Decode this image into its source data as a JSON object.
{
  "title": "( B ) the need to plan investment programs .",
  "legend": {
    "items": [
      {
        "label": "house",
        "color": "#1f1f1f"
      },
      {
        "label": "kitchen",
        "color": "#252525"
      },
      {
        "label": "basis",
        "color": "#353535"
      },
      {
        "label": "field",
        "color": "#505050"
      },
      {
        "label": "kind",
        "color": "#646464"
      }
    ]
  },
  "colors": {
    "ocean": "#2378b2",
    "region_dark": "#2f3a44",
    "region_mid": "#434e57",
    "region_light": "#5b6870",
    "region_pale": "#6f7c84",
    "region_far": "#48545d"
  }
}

::::

TASK STATEMENT: Repeat every line of the records above exactly.

OUTPUT OF THE TASK:
Decode this image into its source data as a JSON object.
{
  "title": "( B ) the need to plan investment programs .",
  "legend": {
    "items": [
      {
        "label": "house",
        "color": "#1f1f1f"
      },
      {
        "label": "kitchen",
        "color": "#252525"
      },
      {
        "label": "basis",
        "color": "#353535"
      },
      {
        "label": "field",
        "color": "#505050"
      },
      {
        "label": "kind",
        "color": "#646464"
      }
    ]
  },
  "colors": {
    "ocean": "#2378b2",
    "region_dark": "#2f3a44",
    "region_mid": "#434e57",
    "region_light": "#5b6870",
    "region_pale": "#6f7c84",
    "region_far": "#48545d"
  }
}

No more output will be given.